>> start
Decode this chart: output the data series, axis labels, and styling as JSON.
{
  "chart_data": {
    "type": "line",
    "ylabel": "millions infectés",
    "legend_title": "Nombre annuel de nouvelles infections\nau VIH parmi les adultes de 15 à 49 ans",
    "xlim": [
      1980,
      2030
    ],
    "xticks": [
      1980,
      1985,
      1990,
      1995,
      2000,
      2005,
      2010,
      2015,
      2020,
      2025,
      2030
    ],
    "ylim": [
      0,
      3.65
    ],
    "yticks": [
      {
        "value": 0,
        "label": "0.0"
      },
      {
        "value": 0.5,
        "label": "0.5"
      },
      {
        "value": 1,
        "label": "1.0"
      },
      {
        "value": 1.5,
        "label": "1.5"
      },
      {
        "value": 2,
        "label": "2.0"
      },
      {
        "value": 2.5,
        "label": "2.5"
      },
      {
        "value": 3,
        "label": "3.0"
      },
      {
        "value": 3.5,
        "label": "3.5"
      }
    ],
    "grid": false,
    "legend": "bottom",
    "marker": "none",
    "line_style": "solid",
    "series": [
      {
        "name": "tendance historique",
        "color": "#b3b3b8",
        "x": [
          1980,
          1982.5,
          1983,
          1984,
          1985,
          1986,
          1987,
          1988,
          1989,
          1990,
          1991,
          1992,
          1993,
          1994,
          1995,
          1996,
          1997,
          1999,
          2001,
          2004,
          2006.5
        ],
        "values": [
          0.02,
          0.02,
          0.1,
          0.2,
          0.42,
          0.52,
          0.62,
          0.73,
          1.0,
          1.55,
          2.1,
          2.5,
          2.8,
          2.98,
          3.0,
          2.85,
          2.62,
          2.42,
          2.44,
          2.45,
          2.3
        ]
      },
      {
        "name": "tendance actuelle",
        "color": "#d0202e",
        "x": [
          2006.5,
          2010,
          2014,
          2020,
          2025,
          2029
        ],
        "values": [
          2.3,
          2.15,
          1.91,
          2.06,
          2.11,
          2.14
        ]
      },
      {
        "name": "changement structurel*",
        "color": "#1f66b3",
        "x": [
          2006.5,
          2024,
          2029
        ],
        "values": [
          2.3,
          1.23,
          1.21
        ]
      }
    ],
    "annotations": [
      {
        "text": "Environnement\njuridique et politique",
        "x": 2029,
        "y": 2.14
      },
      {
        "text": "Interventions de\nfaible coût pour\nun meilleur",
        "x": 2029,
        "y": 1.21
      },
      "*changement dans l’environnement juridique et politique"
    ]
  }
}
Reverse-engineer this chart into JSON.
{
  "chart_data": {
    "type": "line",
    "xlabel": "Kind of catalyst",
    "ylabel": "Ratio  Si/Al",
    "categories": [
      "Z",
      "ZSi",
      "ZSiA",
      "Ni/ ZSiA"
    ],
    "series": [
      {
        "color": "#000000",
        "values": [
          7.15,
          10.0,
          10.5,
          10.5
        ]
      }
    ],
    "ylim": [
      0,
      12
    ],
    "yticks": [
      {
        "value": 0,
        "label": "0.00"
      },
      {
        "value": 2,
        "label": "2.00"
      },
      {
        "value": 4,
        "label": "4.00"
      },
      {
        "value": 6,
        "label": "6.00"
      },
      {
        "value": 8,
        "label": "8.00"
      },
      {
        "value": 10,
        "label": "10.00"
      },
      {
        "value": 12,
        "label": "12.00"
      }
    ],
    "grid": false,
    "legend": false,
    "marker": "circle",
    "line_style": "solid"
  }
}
>> end
Copy out every line of the data that includes "politique".

**Response below:**
        "text": "Environnement\njuridique et politique",
      "*changement dans l’environnement juridique et politique"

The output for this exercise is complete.